What the task asks> Set out every line of the entries below as a numbered list, omitting any blank lines.

[Layout annotation data]

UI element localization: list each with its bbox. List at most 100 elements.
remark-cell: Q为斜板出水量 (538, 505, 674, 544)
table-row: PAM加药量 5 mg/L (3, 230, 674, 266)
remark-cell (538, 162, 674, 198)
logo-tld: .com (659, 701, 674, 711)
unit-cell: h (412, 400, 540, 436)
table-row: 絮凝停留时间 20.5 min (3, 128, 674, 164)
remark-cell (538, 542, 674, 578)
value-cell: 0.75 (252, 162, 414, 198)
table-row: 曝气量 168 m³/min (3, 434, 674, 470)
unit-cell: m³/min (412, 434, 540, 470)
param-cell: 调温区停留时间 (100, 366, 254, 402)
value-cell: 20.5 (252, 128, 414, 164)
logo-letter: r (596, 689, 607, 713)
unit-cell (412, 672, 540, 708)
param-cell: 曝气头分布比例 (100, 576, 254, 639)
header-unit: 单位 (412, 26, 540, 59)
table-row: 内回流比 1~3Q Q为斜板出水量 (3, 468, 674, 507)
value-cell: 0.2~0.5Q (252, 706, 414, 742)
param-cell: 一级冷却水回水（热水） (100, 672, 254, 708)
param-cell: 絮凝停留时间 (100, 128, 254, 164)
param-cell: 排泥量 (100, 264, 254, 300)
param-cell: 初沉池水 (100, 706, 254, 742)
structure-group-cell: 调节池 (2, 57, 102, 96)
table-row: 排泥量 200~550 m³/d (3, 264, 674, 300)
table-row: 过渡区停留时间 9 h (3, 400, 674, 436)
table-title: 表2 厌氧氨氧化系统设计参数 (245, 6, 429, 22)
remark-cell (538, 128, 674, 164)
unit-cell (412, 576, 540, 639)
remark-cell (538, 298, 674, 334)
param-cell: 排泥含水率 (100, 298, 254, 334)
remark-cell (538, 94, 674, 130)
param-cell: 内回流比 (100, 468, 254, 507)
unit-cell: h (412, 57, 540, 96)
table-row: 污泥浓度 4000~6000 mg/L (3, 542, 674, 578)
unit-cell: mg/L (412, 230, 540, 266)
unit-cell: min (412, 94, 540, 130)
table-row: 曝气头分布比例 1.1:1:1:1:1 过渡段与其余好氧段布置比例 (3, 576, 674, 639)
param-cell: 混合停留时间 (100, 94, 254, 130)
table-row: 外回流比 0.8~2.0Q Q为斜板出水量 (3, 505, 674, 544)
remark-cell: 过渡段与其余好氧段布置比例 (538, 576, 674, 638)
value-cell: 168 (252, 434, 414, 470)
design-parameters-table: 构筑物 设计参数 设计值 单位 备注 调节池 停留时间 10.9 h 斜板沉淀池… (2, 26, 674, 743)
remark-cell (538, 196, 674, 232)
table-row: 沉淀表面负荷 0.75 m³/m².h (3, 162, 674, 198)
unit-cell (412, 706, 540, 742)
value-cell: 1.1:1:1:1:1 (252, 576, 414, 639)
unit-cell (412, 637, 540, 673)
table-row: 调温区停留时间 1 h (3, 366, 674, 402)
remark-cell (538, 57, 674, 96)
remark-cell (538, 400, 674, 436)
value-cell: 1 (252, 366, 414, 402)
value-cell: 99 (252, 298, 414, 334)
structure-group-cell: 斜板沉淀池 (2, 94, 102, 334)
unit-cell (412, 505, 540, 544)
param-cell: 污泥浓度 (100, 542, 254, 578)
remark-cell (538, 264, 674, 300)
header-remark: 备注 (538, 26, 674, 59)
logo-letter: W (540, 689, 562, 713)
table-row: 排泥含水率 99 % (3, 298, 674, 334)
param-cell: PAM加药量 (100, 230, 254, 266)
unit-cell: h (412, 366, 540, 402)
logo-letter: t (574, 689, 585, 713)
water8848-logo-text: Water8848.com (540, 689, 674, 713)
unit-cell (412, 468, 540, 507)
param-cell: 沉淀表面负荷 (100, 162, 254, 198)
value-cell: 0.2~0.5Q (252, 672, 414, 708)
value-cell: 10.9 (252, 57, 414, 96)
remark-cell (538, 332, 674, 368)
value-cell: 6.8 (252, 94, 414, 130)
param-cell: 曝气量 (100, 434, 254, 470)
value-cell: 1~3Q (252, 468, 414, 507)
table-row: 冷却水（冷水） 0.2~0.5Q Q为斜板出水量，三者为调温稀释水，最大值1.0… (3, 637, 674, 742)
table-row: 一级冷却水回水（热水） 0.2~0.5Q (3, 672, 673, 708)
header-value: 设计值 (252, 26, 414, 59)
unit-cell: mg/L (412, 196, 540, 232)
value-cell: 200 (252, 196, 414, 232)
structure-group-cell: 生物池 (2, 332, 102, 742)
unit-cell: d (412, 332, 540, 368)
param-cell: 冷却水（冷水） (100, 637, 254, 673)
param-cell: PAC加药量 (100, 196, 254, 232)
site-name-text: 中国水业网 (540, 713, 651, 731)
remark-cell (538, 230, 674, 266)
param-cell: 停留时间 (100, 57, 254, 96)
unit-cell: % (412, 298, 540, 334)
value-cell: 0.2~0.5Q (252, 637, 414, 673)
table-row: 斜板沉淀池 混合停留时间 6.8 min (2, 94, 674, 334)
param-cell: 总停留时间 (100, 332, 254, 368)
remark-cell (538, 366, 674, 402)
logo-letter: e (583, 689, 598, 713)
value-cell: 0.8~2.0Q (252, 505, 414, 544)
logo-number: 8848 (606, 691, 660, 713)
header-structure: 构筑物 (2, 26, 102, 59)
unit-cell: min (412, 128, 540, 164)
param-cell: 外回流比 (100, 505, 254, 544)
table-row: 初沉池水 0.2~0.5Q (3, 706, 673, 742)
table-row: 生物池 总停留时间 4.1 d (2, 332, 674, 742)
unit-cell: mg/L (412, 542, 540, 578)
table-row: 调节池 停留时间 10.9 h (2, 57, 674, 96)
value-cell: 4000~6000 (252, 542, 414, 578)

Full response>
1. UI element localization: list each with its bbox. List at most 100 elements.
2. remark-cell: Q为斜板出水量 (538, 505, 674, 544)
3. table-row: PAM加药量 5 mg/L (3, 230, 674, 266)
4. remark-cell (538, 162, 674, 198)
5. logo-tld: .com (659, 701, 674, 711)
6. unit-cell: h (412, 400, 540, 436)
7. table-row: 絮凝停留时间 20.5 min (3, 128, 674, 164)
8. remark-cell (538, 542, 674, 578)
9. value-cell: 0.75 (252, 162, 414, 198)
10. table-row: 曝气量 168 m³/min (3, 434, 674, 470)
11. unit-cell: m³/min (412, 434, 540, 470)
12. param-cell: 调温区停留时间 (100, 366, 254, 402)
13. value-cell: 20.5 (252, 128, 414, 164)
14. logo-letter: r (596, 689, 607, 713)
15. unit-cell (412, 672, 540, 708)
16. param-cell: 曝气头分布比例 (100, 576, 254, 639)
17. header-unit: 单位 (412, 26, 540, 59)
18. table-row: 内回流比 1~3Q Q为斜板出水量 (3, 468, 674, 507)
19. value-cell: 0.2~0.5Q (252, 706, 414, 742)
20. param-cell: 一级冷却水回水（热水） (100, 672, 254, 708)
21. param-cell: 絮凝停留时间 (100, 128, 254, 164)
22. param-cell: 排泥量 (100, 264, 254, 300)
23. param-cell: 初沉池水 (100, 706, 254, 742)
24. structure-group-cell: 调节池 (2, 57, 102, 96)
25. table-row: 排泥量 200~550 m³/d (3, 264, 674, 300)
26. table-row: 过渡区停留时间 9 h (3, 400, 674, 436)
27. table-title: 表2 厌氧氨氧化系统设计参数 (245, 6, 429, 22)
28. remark-cell (538, 128, 674, 164)
29. unit-cell (412, 576, 540, 639)
30. remark-cell (538, 298, 674, 334)
31. param-cell: 排泥含水率 (100, 298, 254, 334)
32. remark-cell (538, 94, 674, 130)
33. param-cell: 内回流比 (100, 468, 254, 507)
34. unit-cell: h (412, 57, 540, 96)
35. table-row: 污泥浓度 4000~6000 mg/L (3, 542, 674, 578)
36. unit-cell: mg/L (412, 230, 540, 266)
37. unit-cell: min (412, 94, 540, 130)
38. table-row: 曝气头分布比例 1.1:1:1:1:1 过渡段与其余好氧段布置比例 (3, 576, 674, 639)
39. param-cell: 混合停留时间 (100, 94, 254, 130)
40. table-row: 外回流比 0.8~2.0Q Q为斜板出水量 (3, 505, 674, 544)
41. remark-cell: 过渡段与其余好氧段布置比例 (538, 576, 674, 638)
42. value-cell: 168 (252, 434, 414, 470)
43. design-parameters-table: 构筑物 设计参数 设计值 单位 备注 调节池 停留时间 10.9 h 斜板沉淀池… (2, 26, 674, 743)
44. remark-cell (538, 196, 674, 232)
45. table-row: 沉淀表面负荷 0.75 m³/m².h (3, 162, 674, 198)
46. unit-cell (412, 706, 540, 742)
47. value-cell: 1.1:1:1:1:1 (252, 576, 414, 639)
48. unit-cell (412, 637, 540, 673)
49. table-row: 调温区停留时间 1 h (3, 366, 674, 402)
50. remark-cell (538, 57, 674, 96)
51. remark-cell (538, 400, 674, 436)
52. value-cell: 1 (252, 366, 414, 402)
53. value-cell: 99 (252, 298, 414, 334)
54. structure-group-cell: 斜板沉淀池 (2, 94, 102, 334)
55. unit-cell (412, 505, 540, 544)
56. param-cell: 污泥浓度 (100, 542, 254, 578)
57. remark-cell (538, 264, 674, 300)
58. header-remark: 备注 (538, 26, 674, 59)
59. logo-letter: W (540, 689, 562, 713)
60. table-row: 排泥含水率 99 % (3, 298, 674, 334)
61. param-cell: PAM加药量 (100, 230, 254, 266)
62. unit-cell: h (412, 366, 540, 402)
63. logo-letter: t (574, 689, 585, 713)
64. water8848-logo-text: Water8848.com (540, 689, 674, 713)
65. unit-cell (412, 468, 540, 507)
66. param-cell: 沉淀表面负荷 (100, 162, 254, 198)
67. value-cell: 0.2~0.5Q (252, 672, 414, 708)
68. value-cell: 10.9 (252, 57, 414, 96)
69. remark-cell (538, 332, 674, 368)
70. value-cell: 6.8 (252, 94, 414, 130)
71. param-cell: 曝气量 (100, 434, 254, 470)
72. value-cell: 1~3Q (252, 468, 414, 507)
73. table-row: 冷却水（冷水） 0.2~0.5Q Q为斜板出水量，三者为调温稀释水，最大值1.0… (3, 637, 674, 742)
74. table-row: 一级冷却水回水（热水） 0.2~0.5Q (3, 672, 673, 708)
75. header-value: 设计值 (252, 26, 414, 59)
76. unit-cell: mg/L (412, 196, 540, 232)
77. value-cell: 200 (252, 196, 414, 232)
78. structure-group-cell: 生物池 (2, 332, 102, 742)
79. unit-cell: d (412, 332, 540, 368)
80. param-cell: 冷却水（冷水） (100, 637, 254, 673)
81. param-cell: PAC加药量 (100, 196, 254, 232)
82. site-name-text: 中国水业网 (540, 713, 651, 731)
83. remark-cell (538, 230, 674, 266)
84. param-cell: 停留时间 (100, 57, 254, 96)
85. unit-cell: % (412, 298, 540, 334)
86. value-cell: 0.2~0.5Q (252, 637, 414, 673)
87. table-row: 斜板沉淀池 混合停留时间 6.8 min (2, 94, 674, 334)
88. param-cell: 总停留时间 (100, 332, 254, 368)
89. remark-cell (538, 366, 674, 402)
90. logo-letter: e (583, 689, 598, 713)
91. value-cell: 0.8~2.0Q (252, 505, 414, 544)
92. logo-number: 8848 (606, 691, 660, 713)
93. header-structure: 构筑物 (2, 26, 102, 59)
94. unit-cell: min (412, 128, 540, 164)
95. param-cell: 外回流比 (100, 505, 254, 544)
96. table-row: 初沉池水 0.2~0.5Q (3, 706, 673, 742)
97. table-row: 生物池 总停留时间 4.1 d (2, 332, 674, 742)
98. unit-cell: mg/L (412, 542, 540, 578)
99. table-row: 调节池 停留时间 10.9 h (2, 57, 674, 96)
100. value-cell: 4000~6000 (252, 542, 414, 578)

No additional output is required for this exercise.